- EXERCISE DIRECTIONS -
Repeat the whole listing exactly as written.

───── MATERIAL FOR THIS EXERCISE ─────

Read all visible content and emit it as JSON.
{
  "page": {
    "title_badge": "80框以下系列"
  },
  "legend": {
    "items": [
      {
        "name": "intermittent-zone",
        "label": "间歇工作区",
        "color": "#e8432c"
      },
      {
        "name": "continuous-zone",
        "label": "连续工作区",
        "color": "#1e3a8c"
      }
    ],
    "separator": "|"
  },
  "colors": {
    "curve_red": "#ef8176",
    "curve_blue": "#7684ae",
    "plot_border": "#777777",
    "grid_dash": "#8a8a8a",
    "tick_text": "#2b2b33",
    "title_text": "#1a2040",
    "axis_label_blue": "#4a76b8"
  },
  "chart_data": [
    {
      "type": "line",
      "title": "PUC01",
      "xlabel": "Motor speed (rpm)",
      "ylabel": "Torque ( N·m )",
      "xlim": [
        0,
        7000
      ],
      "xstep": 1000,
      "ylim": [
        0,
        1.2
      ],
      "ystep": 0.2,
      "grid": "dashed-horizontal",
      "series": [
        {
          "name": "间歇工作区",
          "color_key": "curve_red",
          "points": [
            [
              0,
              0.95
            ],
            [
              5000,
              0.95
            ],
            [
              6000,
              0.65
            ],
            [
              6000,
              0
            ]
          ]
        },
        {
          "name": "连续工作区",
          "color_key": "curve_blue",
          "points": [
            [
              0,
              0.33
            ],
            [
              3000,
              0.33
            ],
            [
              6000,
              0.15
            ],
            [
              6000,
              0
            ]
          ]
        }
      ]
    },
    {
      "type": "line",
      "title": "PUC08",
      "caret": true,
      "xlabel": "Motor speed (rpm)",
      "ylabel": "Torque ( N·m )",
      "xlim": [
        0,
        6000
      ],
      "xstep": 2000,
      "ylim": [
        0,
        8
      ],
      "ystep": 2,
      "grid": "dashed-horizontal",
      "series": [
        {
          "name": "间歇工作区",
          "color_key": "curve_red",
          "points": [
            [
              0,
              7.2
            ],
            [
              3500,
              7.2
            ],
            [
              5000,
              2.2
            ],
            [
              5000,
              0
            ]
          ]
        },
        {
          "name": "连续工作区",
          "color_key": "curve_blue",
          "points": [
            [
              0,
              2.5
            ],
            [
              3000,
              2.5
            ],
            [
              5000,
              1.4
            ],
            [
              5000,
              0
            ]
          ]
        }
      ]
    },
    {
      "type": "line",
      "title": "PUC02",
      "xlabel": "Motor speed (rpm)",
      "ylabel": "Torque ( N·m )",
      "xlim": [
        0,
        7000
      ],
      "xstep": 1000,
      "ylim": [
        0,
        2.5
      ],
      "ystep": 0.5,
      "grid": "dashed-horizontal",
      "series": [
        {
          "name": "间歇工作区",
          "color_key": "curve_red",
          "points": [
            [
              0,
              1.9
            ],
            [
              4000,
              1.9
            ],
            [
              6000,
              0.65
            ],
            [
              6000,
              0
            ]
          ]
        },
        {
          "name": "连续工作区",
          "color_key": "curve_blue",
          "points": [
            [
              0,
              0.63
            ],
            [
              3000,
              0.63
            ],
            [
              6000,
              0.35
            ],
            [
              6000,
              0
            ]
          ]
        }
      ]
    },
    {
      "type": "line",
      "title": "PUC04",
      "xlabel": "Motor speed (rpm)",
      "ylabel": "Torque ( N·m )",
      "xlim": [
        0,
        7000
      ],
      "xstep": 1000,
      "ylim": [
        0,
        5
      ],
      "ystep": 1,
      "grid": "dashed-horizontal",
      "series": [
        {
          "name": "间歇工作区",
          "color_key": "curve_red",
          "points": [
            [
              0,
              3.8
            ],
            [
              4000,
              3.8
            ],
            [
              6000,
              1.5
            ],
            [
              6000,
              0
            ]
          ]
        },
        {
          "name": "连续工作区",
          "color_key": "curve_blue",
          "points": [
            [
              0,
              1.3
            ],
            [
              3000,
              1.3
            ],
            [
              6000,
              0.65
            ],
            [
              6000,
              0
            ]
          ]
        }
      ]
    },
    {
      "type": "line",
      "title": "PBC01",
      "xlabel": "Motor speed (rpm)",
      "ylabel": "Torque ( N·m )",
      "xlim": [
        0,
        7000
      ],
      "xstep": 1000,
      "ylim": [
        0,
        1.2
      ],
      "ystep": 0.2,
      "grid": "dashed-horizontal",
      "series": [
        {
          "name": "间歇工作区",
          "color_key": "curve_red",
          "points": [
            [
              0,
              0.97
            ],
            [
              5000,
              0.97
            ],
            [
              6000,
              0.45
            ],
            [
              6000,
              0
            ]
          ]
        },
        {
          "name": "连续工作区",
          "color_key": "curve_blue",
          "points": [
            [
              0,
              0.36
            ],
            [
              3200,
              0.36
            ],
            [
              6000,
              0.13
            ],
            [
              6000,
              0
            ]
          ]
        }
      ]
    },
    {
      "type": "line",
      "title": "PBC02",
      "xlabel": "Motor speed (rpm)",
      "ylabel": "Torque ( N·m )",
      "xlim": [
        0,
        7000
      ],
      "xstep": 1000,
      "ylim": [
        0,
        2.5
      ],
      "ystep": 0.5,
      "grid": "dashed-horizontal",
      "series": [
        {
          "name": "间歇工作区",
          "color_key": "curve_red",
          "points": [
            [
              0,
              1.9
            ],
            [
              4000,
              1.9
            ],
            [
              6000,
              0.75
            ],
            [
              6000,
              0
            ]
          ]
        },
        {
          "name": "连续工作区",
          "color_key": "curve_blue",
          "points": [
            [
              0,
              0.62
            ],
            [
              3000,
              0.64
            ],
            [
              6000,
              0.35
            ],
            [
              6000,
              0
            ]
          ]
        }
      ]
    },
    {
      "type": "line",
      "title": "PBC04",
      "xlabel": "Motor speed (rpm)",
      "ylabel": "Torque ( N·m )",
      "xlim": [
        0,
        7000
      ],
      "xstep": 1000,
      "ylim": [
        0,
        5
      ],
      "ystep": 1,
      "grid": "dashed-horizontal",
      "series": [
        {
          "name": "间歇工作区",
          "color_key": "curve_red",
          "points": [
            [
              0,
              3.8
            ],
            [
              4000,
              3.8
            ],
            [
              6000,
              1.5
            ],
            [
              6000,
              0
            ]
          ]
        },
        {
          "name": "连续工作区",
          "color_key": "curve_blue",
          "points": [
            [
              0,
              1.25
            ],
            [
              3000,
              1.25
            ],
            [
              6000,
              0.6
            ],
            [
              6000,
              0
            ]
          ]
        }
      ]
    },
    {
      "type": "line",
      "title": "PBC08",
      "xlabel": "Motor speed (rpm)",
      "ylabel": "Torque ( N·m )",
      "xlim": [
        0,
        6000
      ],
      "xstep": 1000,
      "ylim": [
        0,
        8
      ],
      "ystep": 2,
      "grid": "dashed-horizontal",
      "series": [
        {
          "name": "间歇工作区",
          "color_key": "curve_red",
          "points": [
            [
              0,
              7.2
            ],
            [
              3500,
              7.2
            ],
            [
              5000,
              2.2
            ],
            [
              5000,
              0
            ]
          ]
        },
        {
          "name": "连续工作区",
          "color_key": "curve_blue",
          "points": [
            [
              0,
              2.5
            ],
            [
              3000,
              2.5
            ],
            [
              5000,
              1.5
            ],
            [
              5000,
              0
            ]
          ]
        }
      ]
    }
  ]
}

─────

- EXERCISE RESULT -
Read all visible content and emit it as JSON.
{
  "page": {
    "title_badge": "80框以下系列"
  },
  "legend": {
    "items": [
      {
        "name": "intermittent-zone",
        "label": "间歇工作区",
        "color": "#e8432c"
      },
      {
        "name": "continuous-zone",
        "label": "连续工作区",
        "color": "#1e3a8c"
      }
    ],
    "separator": "|"
  },
  "colors": {
    "curve_red": "#ef8176",
    "curve_blue": "#7684ae",
    "plot_border": "#777777",
    "grid_dash": "#8a8a8a",
    "tick_text": "#2b2b33",
    "title_text": "#1a2040",
    "axis_label_blue": "#4a76b8"
  },
  "chart_data": [
    {
      "type": "line",
      "title": "PUC01",
      "xlabel": "Motor speed (rpm)",
      "ylabel": "Torque ( N·m )",
      "xlim": [
        0,
        7000
      ],
      "xstep": 1000,
      "ylim": [
        0,
        1.2
      ],
      "ystep": 0.2,
      "grid": "dashed-horizontal",
      "series": [
        {
          "name": "间歇工作区",
          "color_key": "curve_red",
          "points": [
            [
              0,
              0.95
            ],
            [
              5000,
              0.95
            ],
            [
              6000,
              0.65
            ],
            [
              6000,
              0
            ]
          ]
        },
        {
          "name": "连续工作区",
          "color_key": "curve_blue",
          "points": [
            [
              0,
              0.33
            ],
            [
              3000,
              0.33
            ],
            [
              6000,
              0.15
            ],
            [
              6000,
              0
            ]
          ]
        }
      ]
    },
    {
      "type": "line",
      "title": "PUC08",
      "caret": true,
      "xlabel": "Motor speed (rpm)",
      "ylabel": "Torque ( N·m )",
      "xlim": [
        0,
        6000
      ],
      "xstep": 2000,
      "ylim": [
        0,
        8
      ],
      "ystep": 2,
      "grid": "dashed-horizontal",
      "series": [
        {
          "name": "间歇工作区",
          "color_key": "curve_red",
          "points": [
            [
              0,
              7.2
            ],
            [
              3500,
              7.2
            ],
            [
              5000,
              2.2
            ],
            [
              5000,
              0
            ]
          ]
        },
        {
          "name": "连续工作区",
          "color_key": "curve_blue",
          "points": [
            [
              0,
              2.5
            ],
            [
              3000,
              2.5
            ],
            [
              5000,
              1.4
            ],
            [
              5000,
              0
            ]
          ]
        }
      ]
    },
    {
      "type": "line",
      "title": "PUC02",
      "xlabel": "Motor speed (rpm)",
      "ylabel": "Torque ( N·m )",
      "xlim": [
        0,
        7000
      ],
      "xstep": 1000,
      "ylim": [
        0,
        2.5
      ],
      "ystep": 0.5,
      "grid": "dashed-horizontal",
      "series": [
        {
          "name": "间歇工作区",
          "color_key": "curve_red",
          "points": [
            [
              0,
              1.9
            ],
            [
              4000,
              1.9
            ],
            [
              6000,
              0.65
            ],
            [
              6000,
              0
            ]
          ]
        },
        {
          "name": "连续工作区",
          "color_key": "curve_blue",
          "points": [
            [
              0,
              0.63
            ],
            [
              3000,
              0.63
            ],
            [
              6000,
              0.35
            ],
            [
              6000,
              0
            ]
          ]
        }
      ]
    },
    {
      "type": "line",
      "title": "PUC04",
      "xlabel": "Motor speed (rpm)",
      "ylabel": "Torque ( N·m )",
      "xlim": [
        0,
        7000
      ],
      "xstep": 1000,
      "ylim": [
        0,
        5
      ],
      "ystep": 1,
      "grid": "dashed-horizontal",
      "series": [
        {
          "name": "间歇工作区",
          "color_key": "curve_red",
          "points": [
            [
              0,
              3.8
            ],
            [
              4000,
              3.8
            ],
            [
              6000,
              1.5
            ],
            [
              6000,
              0
            ]
          ]
        },
        {
          "name": "连续工作区",
          "color_key": "curve_blue",
          "points": [
            [
              0,
              1.3
            ],
            [
              3000,
              1.3
            ],
            [
              6000,
              0.65
            ],
            [
              6000,
              0
            ]
          ]
        }
      ]
    },
    {
      "type": "line",
      "title": "PBC01",
      "xlabel": "Motor speed (rpm)",
      "ylabel": "Torque ( N·m )",
      "xlim": [
        0,
        7000
      ],
      "xstep": 1000,
      "ylim": [
        0,
        1.2
      ],
      "ystep": 0.2,
      "grid": "dashed-horizontal",
      "series": [
        {
          "name": "间歇工作区",
          "color_key": "curve_red",
          "points": [
            [
              0,
              0.97
            ],
            [
              5000,
              0.97
            ],
            [
              6000,
              0.45
            ],
            [
              6000,
              0
            ]
          ]
        },
        {
          "name": "连续工作区",
          "color_key": "curve_blue",
          "points": [
            [
              0,
              0.36
            ],
            [
              3200,
              0.36
            ],
            [
              6000,
              0.13
            ],
            [
              6000,
              0
            ]
          ]
        }
      ]
    },
    {
      "type": "line",
      "title": "PBC02",
      "xlabel": "Motor speed (rpm)",
      "ylabel": "Torque ( N·m )",
      "xlim": [
        0,
        7000
      ],
      "xstep": 1000,
      "ylim": [
        0,
        2.5
      ],
      "ystep": 0.5,
      "grid": "dashed-horizontal",
      "series": [
        {
          "name": "间歇工作区",
          "color_key": "curve_red",
          "points": [
            [
              0,
              1.9
            ],
            [
              4000,
              1.9
            ],
            [
              6000,
              0.75
            ],
            [
              6000,
              0
            ]
          ]
        },
        {
          "name": "连续工作区",
          "color_key": "curve_blue",
          "points": [
            [
              0,
              0.62
            ],
            [
              3000,
              0.64
            ],
            [
              6000,
              0.35
            ],
            [
              6000,
              0
            ]
          ]
        }
      ]
    },
    {
      "type": "line",
      "title": "PBC04",
      "xlabel": "Motor speed (rpm)",
      "ylabel": "Torque ( N·m )",
      "xlim": [
        0,
        7000
      ],
      "xstep": 1000,
      "ylim": [
        0,
        5
      ],
      "ystep": 1,
      "grid": "dashed-horizontal",
      "series": [
        {
          "name": "间歇工作区",
          "color_key": "curve_red",
          "points": [
            [
              0,
              3.8
            ],
            [
              4000,
              3.8
            ],
            [
              6000,
              1.5
            ],
            [
              6000,
              0
            ]
          ]
        },
        {
          "name": "连续工作区",
          "color_key": "curve_blue",
          "points": [
            [
              0,
              1.25
            ],
            [
              3000,
              1.25
            ],
            [
              6000,
              0.6
            ],
            [
              6000,
              0
            ]
          ]
        }
      ]
    },
    {
      "type": "line",
      "title": "PBC08",
      "xlabel": "Motor speed (rpm)",
      "ylabel": "Torque ( N·m )",
      "xlim": [
        0,
        6000
      ],
      "xstep": 1000,
      "ylim": [
        0,
        8
      ],
      "ystep": 2,
      "grid": "dashed-horizontal",
      "series": [
        {
          "name": "间歇工作区",
          "color_key": "curve_red",
          "points": [
            [
              0,
              7.2
            ],
            [
              3500,
              7.2
            ],
            [
              5000,
              2.2
            ],
            [
              5000,
              0
            ]
          ]
        },
        {
          "name": "连续工作区",
          "color_key": "curve_blue",
          "points": [
            [
              0,
              2.5
            ],
            [
              3000,
              2.5
            ],
            [
              5000,
              1.5
            ],
            [
              5000,
              0
            ]
          ]
        }
      ]
    }
  ]
}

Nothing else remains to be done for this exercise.